GESTELD DOEL A: Wijs in de gegevens elke regel aan waarin het woord "Flux" voorkomt en neem die regels over. Hoofdletters en kleine letters tellen mee.

GETOONDE PASSAGE:

________________________

I.
De brief van Richard Roland Holst aan A. (Jany) Roland Holst is ongedateerd; in onbekende hand is later met potlood de datum 18.vi.1911 op de brief geschreven. In zijn brief van 19 juni 1911 [22-R] refereert Holst aan de nu weergevonden brief. 18 juni viel echter op een zondag, terwijl er ‘Zaterdag’ boven de brief staat; de brief moet dus van 17 juni dateren. Hij is geschreven op briefpapier van het (nog steeds bestaande) ‘Grand Hotel et Pension Bella-Tola’ in het plaatsje Saint-Luc in het Zwitserse kanton Valais (Wallis).
[21a-R]
Zaterdag, 's Middags [17-6-1911]
B.J.
Gisteren kwamen wij hier aan, en terwijl Tante rust, schrijf ik je met een primitieve schrijfrommel [?] een woordje. Wij waren een dag stil in Montreux, 't was er zoet en fijn, en wij zaten stilletjes van de zon te smullen aan het meer. Gisteren tot Sierre gespoord en toen 21/2 uur gereden naar boven tot Fang, daar wachtte ons een muildier die de bagage te dragen kreeg, en klommen wij nog 11/2 km tot hier. De avond was mooi, en 't pad steeg door geurige weien die nog vol voorjaarsbloemen stonden, en rondom staan alle groote witte kerels die zoo gemakkelijk te beklimmen schijnen van onder af gezien, maar je oogen klimmen zoo gemakkelijk!

________________________

GESTELD DOEL B: Geef woord voor woord het deel van de getoonde passage weer dat begint bij "De brief van" en eindigt bij "kanton Valais (Wallis).".

________________________

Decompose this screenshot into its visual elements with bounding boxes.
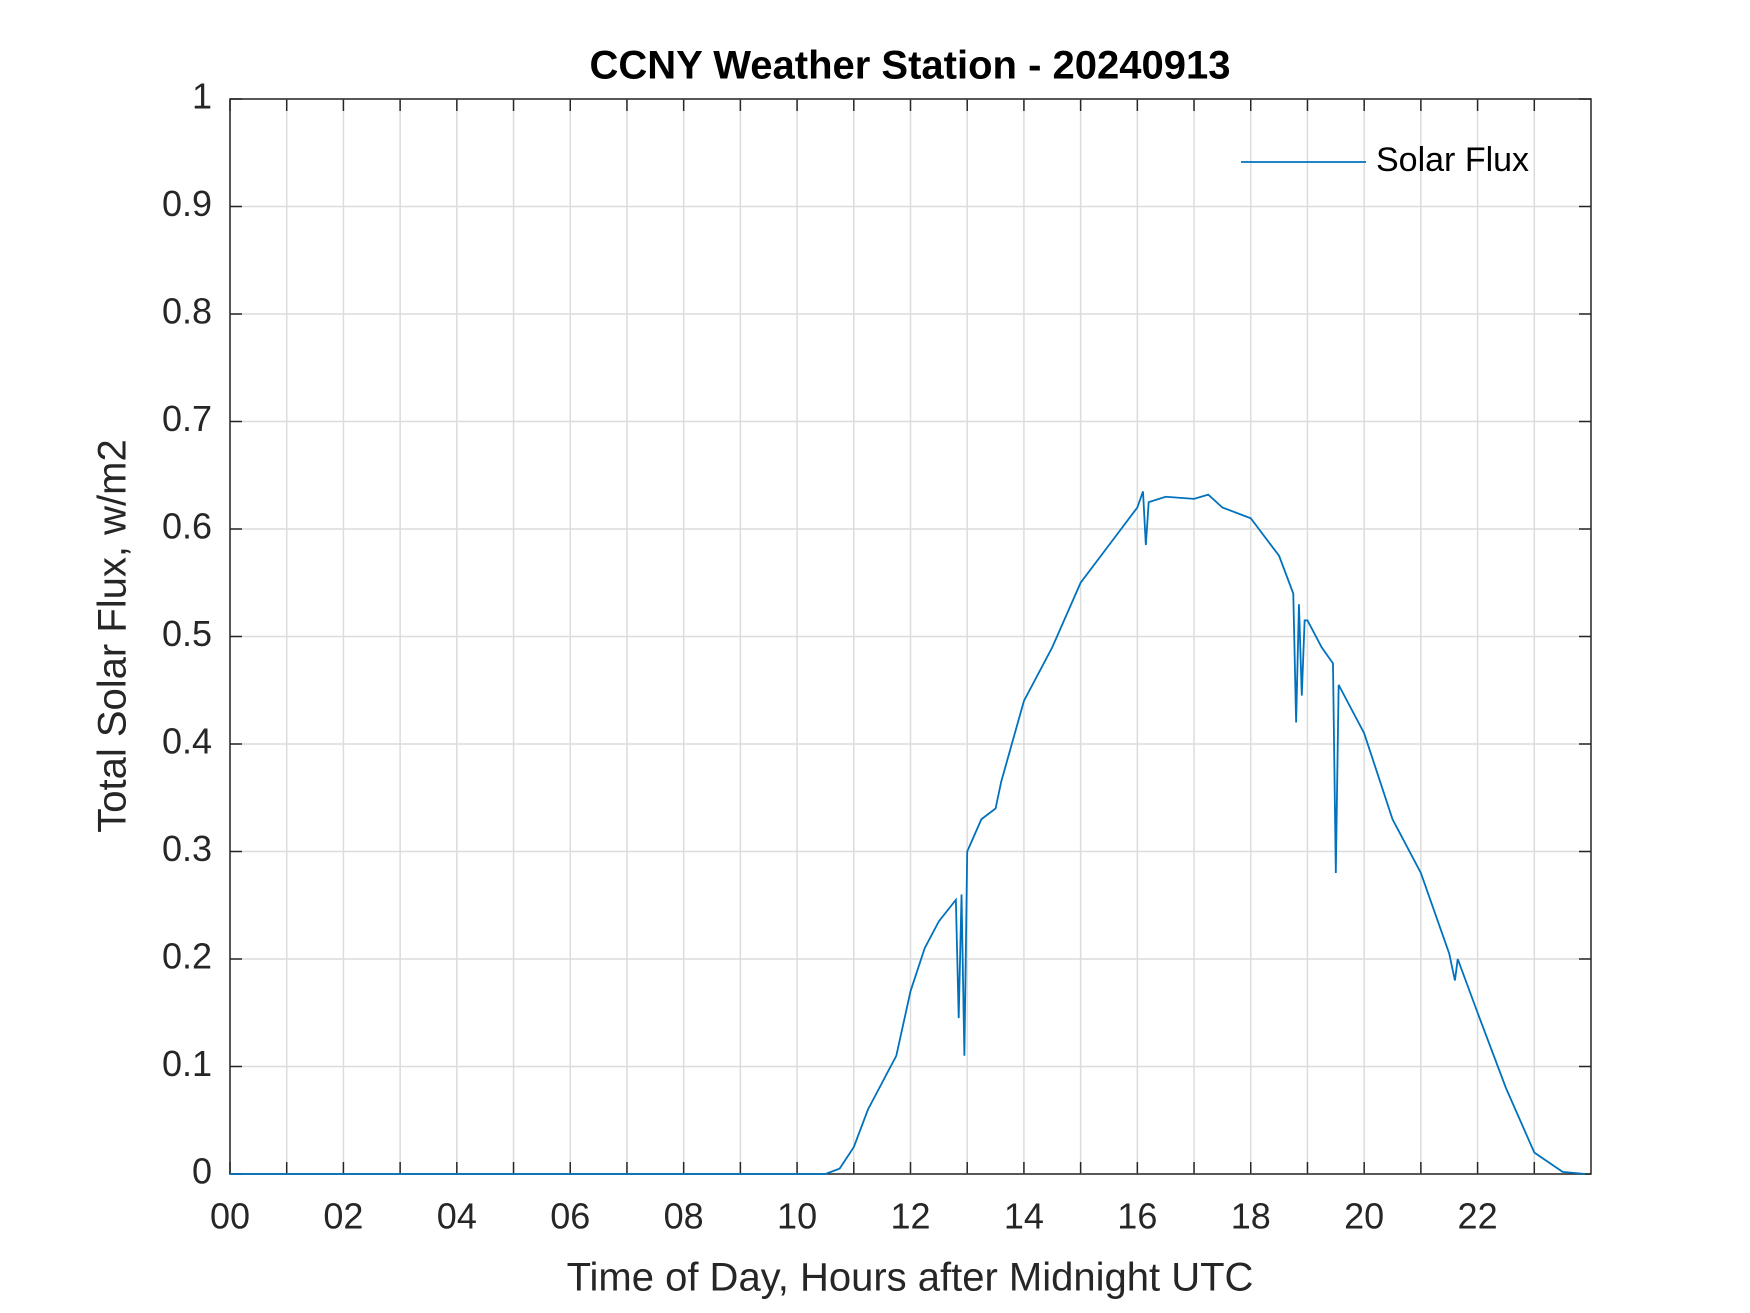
y-tick-label: 0.4 <box>162 721 212 762</box>
x-tick-label: 22 <box>1458 1196 1498 1237</box>
x-tick-label: 06 <box>550 1196 590 1237</box>
x-tick-label: 00 <box>210 1196 250 1237</box>
x-tick-label: 08 <box>664 1196 704 1237</box>
y-tick-label: 1 <box>192 76 212 117</box>
y-tick-label: 0.9 <box>162 183 212 224</box>
x-tick-label: 02 <box>323 1196 363 1237</box>
plot-frame <box>229 98 1592 1175</box>
chart-title: CCNY Weather Station - 20240913 <box>590 44 1231 88</box>
y-axis-label: Total Solar Flux, w/m2 <box>91 439 135 832</box>
y-tick-label: 0.8 <box>162 291 212 332</box>
y-tick-label: 0.3 <box>162 828 212 869</box>
x-tick-label: 14 <box>1004 1196 1044 1237</box>
x-tick-label: 10 <box>777 1196 817 1237</box>
y-tick-label: 0.6 <box>162 506 212 547</box>
x-tick-label: 18 <box>1231 1196 1271 1237</box>
data-line <box>230 491 1586 1175</box>
y-tick-label: 0.2 <box>162 936 212 977</box>
y-tick-label: 0.1 <box>162 1043 212 1084</box>
x-axis-label: Time of Day, Hours after Midnight UTC <box>567 1256 1254 1300</box>
y-tick-label: 0 <box>192 1151 212 1192</box>
x-tick-label: 20 <box>1344 1196 1384 1237</box>
legend-label: Solar Flux <box>1376 141 1529 179</box>
x-tick-label: 16 <box>1117 1196 1157 1237</box>
y-tick-label: 0.5 <box>162 613 212 654</box>
y-tick-label: 0.7 <box>162 398 212 439</box>
x-tick-label: 12 <box>890 1196 930 1237</box>
x-tick-label: 04 <box>437 1196 477 1237</box>
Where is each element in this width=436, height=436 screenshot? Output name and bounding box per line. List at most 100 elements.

________________________

UITGEWERKT ANTWOORD A:
y-axis-label: Total Solar Flux, w/m2 <box>91 439 135 832</box>
legend-label: Solar Flux <box>1376 141 1529 179</box>

UITGEWERKT ANTWOORD B:
De brief van Richard Roland Holst aan A. (Jany) Roland Holst is ongedateerd; in onbekende hand is later met potlood de datum 18.vi.1911 op de brief geschreven. In zijn brief van 19 juni 1911 [22-R] refereert Holst aan de nu weergevonden brief. 18 juni viel echter op een zondag, terwijl er ‘Zaterdag’ boven de brief staat; de brief moet dus van 17 juni dateren. Hij is geschreven op briefpapier van het (nog steeds bestaande) ‘Grand Hotel et Pension Bella-Tola’ in het plaatsje Saint-Luc in het Zwitserse kanton Valais (Wallis).